[Given exercise]:
Identify all lines of the data containing the string "Hello" and copy them.

[Record extracts]:
* Start *
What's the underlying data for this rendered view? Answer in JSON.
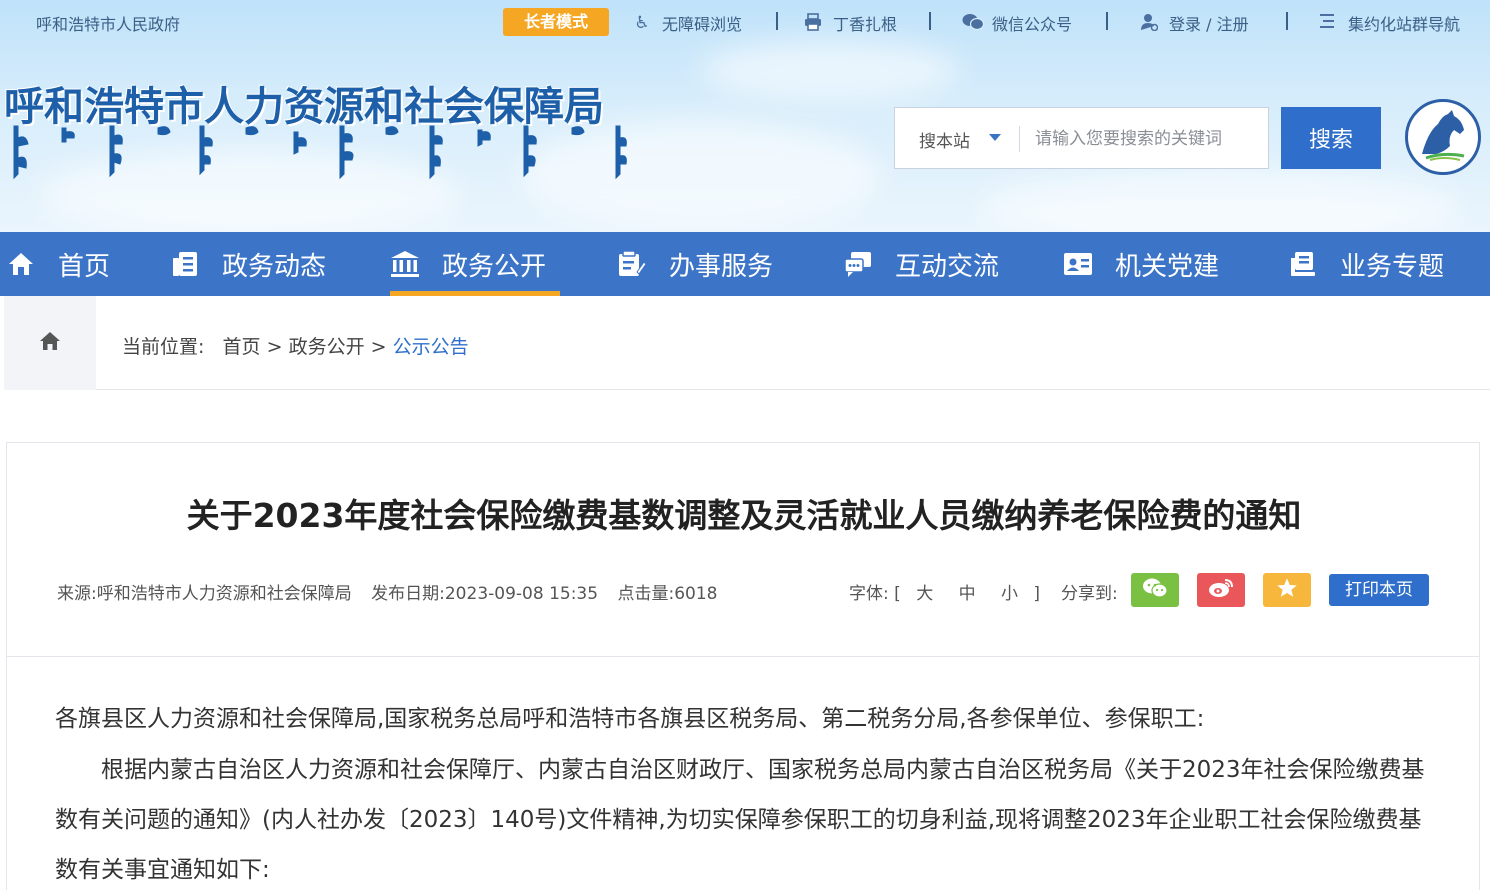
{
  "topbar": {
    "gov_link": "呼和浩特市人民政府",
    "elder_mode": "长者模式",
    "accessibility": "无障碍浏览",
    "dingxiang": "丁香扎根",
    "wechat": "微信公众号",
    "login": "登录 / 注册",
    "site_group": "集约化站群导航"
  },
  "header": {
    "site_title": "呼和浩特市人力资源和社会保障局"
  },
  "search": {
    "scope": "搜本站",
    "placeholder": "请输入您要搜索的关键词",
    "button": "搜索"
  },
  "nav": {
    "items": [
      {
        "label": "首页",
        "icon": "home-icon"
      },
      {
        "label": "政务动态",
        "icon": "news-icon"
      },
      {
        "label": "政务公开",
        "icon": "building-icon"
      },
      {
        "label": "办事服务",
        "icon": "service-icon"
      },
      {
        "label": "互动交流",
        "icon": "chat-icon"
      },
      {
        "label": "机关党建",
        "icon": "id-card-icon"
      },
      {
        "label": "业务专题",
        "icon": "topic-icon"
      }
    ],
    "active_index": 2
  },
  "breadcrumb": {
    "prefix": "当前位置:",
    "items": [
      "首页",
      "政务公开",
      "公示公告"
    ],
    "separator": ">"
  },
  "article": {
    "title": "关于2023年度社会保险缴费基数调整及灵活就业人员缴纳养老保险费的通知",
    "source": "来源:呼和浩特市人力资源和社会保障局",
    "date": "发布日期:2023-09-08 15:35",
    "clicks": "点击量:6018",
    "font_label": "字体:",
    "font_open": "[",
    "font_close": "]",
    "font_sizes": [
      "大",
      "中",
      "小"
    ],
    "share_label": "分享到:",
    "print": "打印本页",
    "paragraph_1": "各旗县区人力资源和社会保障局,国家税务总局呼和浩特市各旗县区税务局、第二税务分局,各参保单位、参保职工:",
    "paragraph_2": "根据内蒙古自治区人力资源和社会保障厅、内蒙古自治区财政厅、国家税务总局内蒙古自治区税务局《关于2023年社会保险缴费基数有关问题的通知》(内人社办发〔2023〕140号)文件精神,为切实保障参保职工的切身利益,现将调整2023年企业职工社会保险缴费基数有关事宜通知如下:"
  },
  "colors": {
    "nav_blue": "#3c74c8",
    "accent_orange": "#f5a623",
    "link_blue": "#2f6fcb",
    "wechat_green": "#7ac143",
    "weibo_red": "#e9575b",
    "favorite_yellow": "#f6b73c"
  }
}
* End *
* Start *
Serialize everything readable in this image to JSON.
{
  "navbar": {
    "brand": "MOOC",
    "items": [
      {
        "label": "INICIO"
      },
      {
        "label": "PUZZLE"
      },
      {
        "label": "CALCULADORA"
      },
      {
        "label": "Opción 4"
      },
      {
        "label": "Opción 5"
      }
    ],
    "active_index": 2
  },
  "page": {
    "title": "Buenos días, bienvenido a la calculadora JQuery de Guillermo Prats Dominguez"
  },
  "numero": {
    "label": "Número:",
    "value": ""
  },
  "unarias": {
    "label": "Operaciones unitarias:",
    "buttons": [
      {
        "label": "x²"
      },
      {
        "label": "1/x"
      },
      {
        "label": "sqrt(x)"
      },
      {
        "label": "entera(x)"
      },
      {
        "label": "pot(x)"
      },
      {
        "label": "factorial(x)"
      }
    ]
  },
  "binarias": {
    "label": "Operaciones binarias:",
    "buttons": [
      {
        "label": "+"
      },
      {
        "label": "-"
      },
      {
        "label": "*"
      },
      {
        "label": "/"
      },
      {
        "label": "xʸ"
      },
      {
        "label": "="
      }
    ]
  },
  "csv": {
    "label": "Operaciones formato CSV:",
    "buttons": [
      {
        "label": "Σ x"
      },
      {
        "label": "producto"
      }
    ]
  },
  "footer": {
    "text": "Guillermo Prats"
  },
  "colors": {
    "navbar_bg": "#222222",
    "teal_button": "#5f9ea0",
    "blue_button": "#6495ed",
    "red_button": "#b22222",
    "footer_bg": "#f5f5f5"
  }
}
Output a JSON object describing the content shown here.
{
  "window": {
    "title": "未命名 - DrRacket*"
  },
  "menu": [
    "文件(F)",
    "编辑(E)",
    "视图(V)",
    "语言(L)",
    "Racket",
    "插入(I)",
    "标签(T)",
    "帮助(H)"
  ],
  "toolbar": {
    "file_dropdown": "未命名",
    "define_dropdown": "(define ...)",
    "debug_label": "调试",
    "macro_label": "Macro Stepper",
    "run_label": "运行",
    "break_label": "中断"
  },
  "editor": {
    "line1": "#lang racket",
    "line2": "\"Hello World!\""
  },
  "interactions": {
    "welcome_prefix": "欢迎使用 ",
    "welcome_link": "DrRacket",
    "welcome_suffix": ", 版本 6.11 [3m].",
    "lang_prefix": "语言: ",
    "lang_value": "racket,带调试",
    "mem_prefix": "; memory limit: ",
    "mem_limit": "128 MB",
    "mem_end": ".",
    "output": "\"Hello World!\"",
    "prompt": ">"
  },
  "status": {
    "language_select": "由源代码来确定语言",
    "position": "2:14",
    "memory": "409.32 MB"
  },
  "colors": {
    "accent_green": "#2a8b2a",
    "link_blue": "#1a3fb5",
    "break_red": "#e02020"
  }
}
* End *
[Exercise answer]:
    "line2": "\"Hello World!\""
    "output": "\"Hello World!\"",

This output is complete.